(Short exercise): Reproduce all records verbatim.
━━━ Records provided ━━━
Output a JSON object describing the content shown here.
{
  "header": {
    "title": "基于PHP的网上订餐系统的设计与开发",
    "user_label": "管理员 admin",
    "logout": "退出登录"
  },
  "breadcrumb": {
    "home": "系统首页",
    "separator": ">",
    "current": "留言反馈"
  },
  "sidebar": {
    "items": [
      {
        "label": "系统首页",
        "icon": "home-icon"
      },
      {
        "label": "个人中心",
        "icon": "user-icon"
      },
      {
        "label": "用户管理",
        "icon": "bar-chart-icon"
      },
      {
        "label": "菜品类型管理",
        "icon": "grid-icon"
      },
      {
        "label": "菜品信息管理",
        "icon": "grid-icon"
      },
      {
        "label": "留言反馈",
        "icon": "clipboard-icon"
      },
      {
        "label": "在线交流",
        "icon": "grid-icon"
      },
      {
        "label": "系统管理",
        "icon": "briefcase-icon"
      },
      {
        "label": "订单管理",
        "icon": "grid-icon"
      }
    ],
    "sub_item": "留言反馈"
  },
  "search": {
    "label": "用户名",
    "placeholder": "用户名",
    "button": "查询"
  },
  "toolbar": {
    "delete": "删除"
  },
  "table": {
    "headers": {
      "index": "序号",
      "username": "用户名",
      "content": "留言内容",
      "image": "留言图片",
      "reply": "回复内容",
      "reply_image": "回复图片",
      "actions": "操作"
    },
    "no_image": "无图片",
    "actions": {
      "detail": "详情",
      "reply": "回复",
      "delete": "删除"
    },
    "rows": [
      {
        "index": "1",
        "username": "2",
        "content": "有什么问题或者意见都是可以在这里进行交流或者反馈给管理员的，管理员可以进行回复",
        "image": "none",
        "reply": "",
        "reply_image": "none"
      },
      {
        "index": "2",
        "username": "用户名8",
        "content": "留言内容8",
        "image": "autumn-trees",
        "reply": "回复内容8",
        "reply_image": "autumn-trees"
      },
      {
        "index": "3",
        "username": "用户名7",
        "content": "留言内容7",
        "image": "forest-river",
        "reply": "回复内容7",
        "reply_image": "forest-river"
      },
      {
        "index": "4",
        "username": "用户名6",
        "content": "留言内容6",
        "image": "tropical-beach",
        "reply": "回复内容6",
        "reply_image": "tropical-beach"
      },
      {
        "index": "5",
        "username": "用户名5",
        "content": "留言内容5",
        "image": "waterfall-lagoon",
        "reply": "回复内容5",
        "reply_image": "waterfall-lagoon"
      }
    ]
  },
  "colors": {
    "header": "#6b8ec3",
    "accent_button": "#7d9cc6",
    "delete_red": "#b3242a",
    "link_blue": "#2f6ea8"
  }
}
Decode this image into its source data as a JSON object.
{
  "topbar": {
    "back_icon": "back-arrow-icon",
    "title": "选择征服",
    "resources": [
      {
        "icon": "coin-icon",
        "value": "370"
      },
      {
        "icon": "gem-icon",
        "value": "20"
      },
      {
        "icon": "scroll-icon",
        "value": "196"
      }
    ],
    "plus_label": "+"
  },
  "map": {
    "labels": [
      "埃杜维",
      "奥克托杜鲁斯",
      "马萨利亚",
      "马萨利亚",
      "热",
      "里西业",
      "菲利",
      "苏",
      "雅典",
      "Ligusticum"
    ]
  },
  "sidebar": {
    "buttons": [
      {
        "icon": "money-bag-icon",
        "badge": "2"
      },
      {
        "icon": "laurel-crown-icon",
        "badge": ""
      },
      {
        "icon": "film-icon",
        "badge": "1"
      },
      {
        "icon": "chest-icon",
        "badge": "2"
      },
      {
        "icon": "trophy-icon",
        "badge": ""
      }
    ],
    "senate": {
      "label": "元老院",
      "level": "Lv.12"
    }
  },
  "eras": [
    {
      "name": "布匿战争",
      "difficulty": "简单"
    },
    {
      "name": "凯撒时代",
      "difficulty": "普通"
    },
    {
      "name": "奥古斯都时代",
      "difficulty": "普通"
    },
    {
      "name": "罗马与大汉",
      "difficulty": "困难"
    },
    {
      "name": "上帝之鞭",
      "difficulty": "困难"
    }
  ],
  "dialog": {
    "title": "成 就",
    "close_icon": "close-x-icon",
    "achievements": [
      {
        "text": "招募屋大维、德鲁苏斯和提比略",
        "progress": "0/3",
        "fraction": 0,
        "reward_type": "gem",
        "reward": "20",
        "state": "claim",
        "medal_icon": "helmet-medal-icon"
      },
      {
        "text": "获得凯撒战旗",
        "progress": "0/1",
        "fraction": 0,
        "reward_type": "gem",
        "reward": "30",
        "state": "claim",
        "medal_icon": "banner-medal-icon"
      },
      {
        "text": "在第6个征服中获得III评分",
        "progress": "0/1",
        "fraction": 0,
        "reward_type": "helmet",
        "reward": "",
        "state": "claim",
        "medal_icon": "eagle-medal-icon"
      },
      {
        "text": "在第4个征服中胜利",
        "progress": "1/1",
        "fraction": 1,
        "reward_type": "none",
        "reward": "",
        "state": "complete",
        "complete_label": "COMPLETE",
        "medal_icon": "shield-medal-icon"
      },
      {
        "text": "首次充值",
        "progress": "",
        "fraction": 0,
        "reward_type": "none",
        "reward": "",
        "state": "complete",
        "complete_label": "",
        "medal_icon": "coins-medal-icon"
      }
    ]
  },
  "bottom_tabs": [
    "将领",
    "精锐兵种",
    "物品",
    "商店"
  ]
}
━━━
(Complete answer):
Output a JSON object describing the content shown here.
{
  "header": {
    "title": "基于PHP的网上订餐系统的设计与开发",
    "user_label": "管理员 admin",
    "logout": "退出登录"
  },
  "breadcrumb": {
    "home": "系统首页",
    "separator": ">",
    "current": "留言反馈"
  },
  "sidebar": {
    "items": [
      {
        "label": "系统首页",
        "icon": "home-icon"
      },
      {
        "label": "个人中心",
        "icon": "user-icon"
      },
      {
        "label": "用户管理",
        "icon": "bar-chart-icon"
      },
      {
        "label": "菜品类型管理",
        "icon": "grid-icon"
      },
      {
        "label": "菜品信息管理",
        "icon": "grid-icon"
      },
      {
        "label": "留言反馈",
        "icon": "clipboard-icon"
      },
      {
        "label": "在线交流",
        "icon": "grid-icon"
      },
      {
        "label": "系统管理",
        "icon": "briefcase-icon"
      },
      {
        "label": "订单管理",
        "icon": "grid-icon"
      }
    ],
    "sub_item": "留言反馈"
  },
  "search": {
    "label": "用户名",
    "placeholder": "用户名",
    "button": "查询"
  },
  "toolbar": {
    "delete": "删除"
  },
  "table": {
    "headers": {
      "index": "序号",
      "username": "用户名",
      "content": "留言内容",
      "image": "留言图片",
      "reply": "回复内容",
      "reply_image": "回复图片",
      "actions": "操作"
    },
    "no_image": "无图片",
    "actions": {
      "detail": "详情",
      "reply": "回复",
      "delete": "删除"
    },
    "rows": [
      {
        "index": "1",
        "username": "2",
        "content": "有什么问题或者意见都是可以在这里进行交流或者反馈给管理员的，管理员可以进行回复",
        "image": "none",
        "reply": "",
        "reply_image": "none"
      },
      {
        "index": "2",
        "username": "用户名8",
        "content": "留言内容8",
        "image": "autumn-trees",
        "reply": "回复内容8",
        "reply_image": "autumn-trees"
      },
      {
        "index": "3",
        "username": "用户名7",
        "content": "留言内容7",
        "image": "forest-river",
        "reply": "回复内容7",
        "reply_image": "forest-river"
      },
      {
        "index": "4",
        "username": "用户名6",
        "content": "留言内容6",
        "image": "tropical-beach",
        "reply": "回复内容6",
        "reply_image": "tropical-beach"
      },
      {
        "index": "5",
        "username": "用户名5",
        "content": "留言内容5",
        "image": "waterfall-lagoon",
        "reply": "回复内容5",
        "reply_image": "waterfall-lagoon"
      }
    ]
  },
  "colors": {
    "header": "#6b8ec3",
    "accent_button": "#7d9cc6",
    "delete_red": "#b3242a",
    "link_blue": "#2f6ea8"
  }
}
Decode this image into its source data as a JSON object.
{
  "topbar": {
    "back_icon": "back-arrow-icon",
    "title": "选择征服",
    "resources": [
      {
        "icon": "coin-icon",
        "value": "370"
      },
      {
        "icon": "gem-icon",
        "value": "20"
      },
      {
        "icon": "scroll-icon",
        "value": "196"
      }
    ],
    "plus_label": "+"
  },
  "map": {
    "labels": [
      "埃杜维",
      "奥克托杜鲁斯",
      "马萨利亚",
      "马萨利亚",
      "热",
      "里西业",
      "菲利",
      "苏",
      "雅典",
      "Ligusticum"
    ]
  },
  "sidebar": {
    "buttons": [
      {
        "icon": "money-bag-icon",
        "badge": "2"
      },
      {
        "icon": "laurel-crown-icon",
        "badge": ""
      },
      {
        "icon": "film-icon",
        "badge": "1"
      },
      {
        "icon": "chest-icon",
        "badge": "2"
      },
      {
        "icon": "trophy-icon",
        "badge": ""
      }
    ],
    "senate": {
      "label": "元老院",
      "level": "Lv.12"
    }
  },
  "eras": [
    {
      "name": "布匿战争",
      "difficulty": "简单"
    },
    {
      "name": "凯撒时代",
      "difficulty": "普通"
    },
    {
      "name": "奥古斯都时代",
      "difficulty": "普通"
    },
    {
      "name": "罗马与大汉",
      "difficulty": "困难"
    },
    {
      "name": "上帝之鞭",
      "difficulty": "困难"
    }
  ],
  "dialog": {
    "title": "成 就",
    "close_icon": "close-x-icon",
    "achievements": [
      {
        "text": "招募屋大维、德鲁苏斯和提比略",
        "progress": "0/3",
        "fraction": 0,
        "reward_type": "gem",
        "reward": "20",
        "state": "claim",
        "medal_icon": "helmet-medal-icon"
      },
      {
        "text": "获得凯撒战旗",
        "progress": "0/1",
        "fraction": 0,
        "reward_type": "gem",
        "reward": "30",
        "state": "claim",
        "medal_icon": "banner-medal-icon"
      },
      {
        "text": "在第6个征服中获得III评分",
        "progress": "0/1",
        "fraction": 0,
        "reward_type": "helmet",
        "reward": "",
        "state": "claim",
        "medal_icon": "eagle-medal-icon"
      },
      {
        "text": "在第4个征服中胜利",
        "progress": "1/1",
        "fraction": 1,
        "reward_type": "none",
        "reward": "",
        "state": "complete",
        "complete_label": "COMPLETE",
        "medal_icon": "shield-medal-icon"
      },
      {
        "text": "首次充值",
        "progress": "",
        "fraction": 0,
        "reward_type": "none",
        "reward": "",
        "state": "complete",
        "complete_label": "",
        "medal_icon": "coins-medal-icon"
      }
    ]
  },
  "bottom_tabs": [
    "将领",
    "精锐兵种",
    "物品",
    "商店"
  ]
}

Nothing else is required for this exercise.